» **Objective**: Give the entries again exactly, every one of them.

» **Items from a data source**:
_ _ _

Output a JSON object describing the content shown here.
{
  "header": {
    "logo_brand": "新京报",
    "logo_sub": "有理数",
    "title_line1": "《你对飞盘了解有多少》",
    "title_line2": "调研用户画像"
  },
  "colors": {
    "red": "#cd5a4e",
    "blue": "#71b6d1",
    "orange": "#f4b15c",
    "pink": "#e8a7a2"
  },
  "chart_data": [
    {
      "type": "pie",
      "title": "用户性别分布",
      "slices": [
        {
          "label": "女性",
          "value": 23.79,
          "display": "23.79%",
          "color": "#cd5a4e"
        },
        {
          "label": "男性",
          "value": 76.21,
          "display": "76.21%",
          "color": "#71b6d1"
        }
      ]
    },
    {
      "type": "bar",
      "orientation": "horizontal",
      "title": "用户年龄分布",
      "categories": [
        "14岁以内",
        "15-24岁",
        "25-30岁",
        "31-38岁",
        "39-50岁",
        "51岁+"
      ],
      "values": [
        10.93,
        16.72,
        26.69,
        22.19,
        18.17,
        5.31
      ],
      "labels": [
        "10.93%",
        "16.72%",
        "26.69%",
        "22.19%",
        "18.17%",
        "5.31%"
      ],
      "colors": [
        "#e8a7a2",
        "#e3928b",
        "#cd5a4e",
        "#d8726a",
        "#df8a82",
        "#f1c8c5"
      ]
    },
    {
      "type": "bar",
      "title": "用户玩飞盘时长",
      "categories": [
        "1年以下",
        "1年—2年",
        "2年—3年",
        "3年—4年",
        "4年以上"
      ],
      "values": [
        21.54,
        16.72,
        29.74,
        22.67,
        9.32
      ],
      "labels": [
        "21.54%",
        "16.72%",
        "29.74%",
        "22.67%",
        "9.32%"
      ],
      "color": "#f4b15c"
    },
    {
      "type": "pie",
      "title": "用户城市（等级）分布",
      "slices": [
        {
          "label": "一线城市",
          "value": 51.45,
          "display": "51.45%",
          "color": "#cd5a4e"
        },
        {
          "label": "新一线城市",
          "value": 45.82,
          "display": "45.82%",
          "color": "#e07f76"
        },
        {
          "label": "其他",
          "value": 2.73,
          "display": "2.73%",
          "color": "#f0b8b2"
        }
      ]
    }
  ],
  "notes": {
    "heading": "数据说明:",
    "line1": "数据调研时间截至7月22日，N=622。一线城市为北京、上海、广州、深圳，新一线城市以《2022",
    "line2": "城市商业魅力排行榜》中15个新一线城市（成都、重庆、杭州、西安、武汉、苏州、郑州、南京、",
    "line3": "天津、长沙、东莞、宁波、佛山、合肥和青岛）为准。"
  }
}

_ _ _

» **Complete output**:
Output a JSON object describing the content shown here.
{
  "header": {
    "logo_brand": "新京报",
    "logo_sub": "有理数",
    "title_line1": "《你对飞盘了解有多少》",
    "title_line2": "调研用户画像"
  },
  "colors": {
    "red": "#cd5a4e",
    "blue": "#71b6d1",
    "orange": "#f4b15c",
    "pink": "#e8a7a2"
  },
  "chart_data": [
    {
      "type": "pie",
      "title": "用户性别分布",
      "slices": [
        {
          "label": "女性",
          "value": 23.79,
          "display": "23.79%",
          "color": "#cd5a4e"
        },
        {
          "label": "男性",
          "value": 76.21,
          "display": "76.21%",
          "color": "#71b6d1"
        }
      ]
    },
    {
      "type": "bar",
      "orientation": "horizontal",
      "title": "用户年龄分布",
      "categories": [
        "14岁以内",
        "15-24岁",
        "25-30岁",
        "31-38岁",
        "39-50岁",
        "51岁+"
      ],
      "values": [
        10.93,
        16.72,
        26.69,
        22.19,
        18.17,
        5.31
      ],
      "labels": [
        "10.93%",
        "16.72%",
        "26.69%",
        "22.19%",
        "18.17%",
        "5.31%"
      ],
      "colors": [
        "#e8a7a2",
        "#e3928b",
        "#cd5a4e",
        "#d8726a",
        "#df8a82",
        "#f1c8c5"
      ]
    },
    {
      "type": "bar",
      "title": "用户玩飞盘时长",
      "categories": [
        "1年以下",
        "1年—2年",
        "2年—3年",
        "3年—4年",
        "4年以上"
      ],
      "values": [
        21.54,
        16.72,
        29.74,
        22.67,
        9.32
      ],
      "labels": [
        "21.54%",
        "16.72%",
        "29.74%",
        "22.67%",
        "9.32%"
      ],
      "color": "#f4b15c"
    },
    {
      "type": "pie",
      "title": "用户城市（等级）分布",
      "slices": [
        {
          "label": "一线城市",
          "value": 51.45,
          "display": "51.45%",
          "color": "#cd5a4e"
        },
        {
          "label": "新一线城市",
          "value": 45.82,
          "display": "45.82%",
          "color": "#e07f76"
        },
        {
          "label": "其他",
          "value": 2.73,
          "display": "2.73%",
          "color": "#f0b8b2"
        }
      ]
    }
  ],
  "notes": {
    "heading": "数据说明:",
    "line1": "数据调研时间截至7月22日，N=622。一线城市为北京、上海、广州、深圳，新一线城市以《2022",
    "line2": "城市商业魅力排行榜》中15个新一线城市（成都、重庆、杭州、西安、武汉、苏州、郑州、南京、",
    "line3": "天津、长沙、东莞、宁波、佛山、合肥和青岛）为准。"
  }
}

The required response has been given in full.